Work required: Produce an exact copy of all the data below, dropping every image.

(Records excerpted from a collection)
═══
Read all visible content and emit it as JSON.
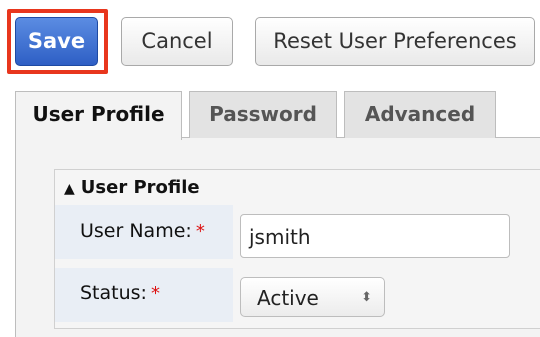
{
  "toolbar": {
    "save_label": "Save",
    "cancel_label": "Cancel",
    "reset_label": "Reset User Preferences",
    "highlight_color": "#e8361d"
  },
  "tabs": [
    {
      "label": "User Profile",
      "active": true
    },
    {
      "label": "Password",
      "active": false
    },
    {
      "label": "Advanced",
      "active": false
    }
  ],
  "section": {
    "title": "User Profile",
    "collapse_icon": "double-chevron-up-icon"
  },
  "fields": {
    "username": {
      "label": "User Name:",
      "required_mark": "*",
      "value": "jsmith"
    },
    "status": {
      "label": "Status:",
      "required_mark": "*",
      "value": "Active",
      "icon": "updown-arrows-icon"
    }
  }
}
═══
Exercise result:
Read all visible content and emit it as JSON.
{
  "toolbar": {
    "save_label": "Save",
    "cancel_label": "Cancel",
    "reset_label": "Reset User Preferences",
    "highlight_color": "#e8361d"
  },
  "tabs": [
    {
      "label": "User Profile",
      "active": true
    },
    {
      "label": "Password",
      "active": false
    },
    {
      "label": "Advanced",
      "active": false
    }
  ],
  "section": {
    "title": "User Profile",
    "collapse_icon": "double-chevron-up-icon"
  },
  "fields": {
    "username": {
      "label": "User Name:",
      "required_mark": "*",
      "value": "jsmith"
    },
    "status": {
      "label": "Status:",
      "required_mark": "*",
      "value": "Active",
      "icon": "updown-arrows-icon"
    }
  }
}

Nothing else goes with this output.